# WORK TO COMPLETE
Look through the records below, and copy out every line that holds the string "Under".

********************

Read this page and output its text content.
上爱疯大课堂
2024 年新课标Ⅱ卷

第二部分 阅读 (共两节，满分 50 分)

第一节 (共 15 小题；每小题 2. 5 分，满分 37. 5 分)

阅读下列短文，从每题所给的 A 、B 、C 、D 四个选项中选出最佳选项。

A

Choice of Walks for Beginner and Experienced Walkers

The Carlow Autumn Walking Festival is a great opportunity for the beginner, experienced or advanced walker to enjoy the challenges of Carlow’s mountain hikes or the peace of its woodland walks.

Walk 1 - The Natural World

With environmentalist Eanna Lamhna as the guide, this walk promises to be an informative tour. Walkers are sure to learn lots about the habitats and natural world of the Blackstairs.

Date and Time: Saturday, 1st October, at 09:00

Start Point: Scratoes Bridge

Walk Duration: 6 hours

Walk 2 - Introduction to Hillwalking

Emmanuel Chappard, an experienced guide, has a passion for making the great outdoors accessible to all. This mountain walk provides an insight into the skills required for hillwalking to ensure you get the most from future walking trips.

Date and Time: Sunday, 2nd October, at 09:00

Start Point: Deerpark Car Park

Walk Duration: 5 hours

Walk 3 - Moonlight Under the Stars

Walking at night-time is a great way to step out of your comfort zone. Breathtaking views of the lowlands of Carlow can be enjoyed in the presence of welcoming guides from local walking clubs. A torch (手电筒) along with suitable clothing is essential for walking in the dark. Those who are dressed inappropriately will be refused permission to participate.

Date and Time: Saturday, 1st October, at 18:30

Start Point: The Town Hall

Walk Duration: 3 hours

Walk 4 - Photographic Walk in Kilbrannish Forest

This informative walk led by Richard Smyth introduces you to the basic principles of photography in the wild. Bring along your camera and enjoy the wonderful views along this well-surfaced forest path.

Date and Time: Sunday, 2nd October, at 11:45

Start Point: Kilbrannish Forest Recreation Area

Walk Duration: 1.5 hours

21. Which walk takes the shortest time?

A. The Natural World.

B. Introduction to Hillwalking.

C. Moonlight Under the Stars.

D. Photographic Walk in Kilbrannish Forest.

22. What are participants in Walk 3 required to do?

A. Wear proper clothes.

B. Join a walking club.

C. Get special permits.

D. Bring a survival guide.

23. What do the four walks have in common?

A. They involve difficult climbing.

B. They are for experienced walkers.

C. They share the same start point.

********************

# WRITTEN RESPONSE
Walk 3 - Moonlight Under the Stars
C. Moonlight Under the Stars.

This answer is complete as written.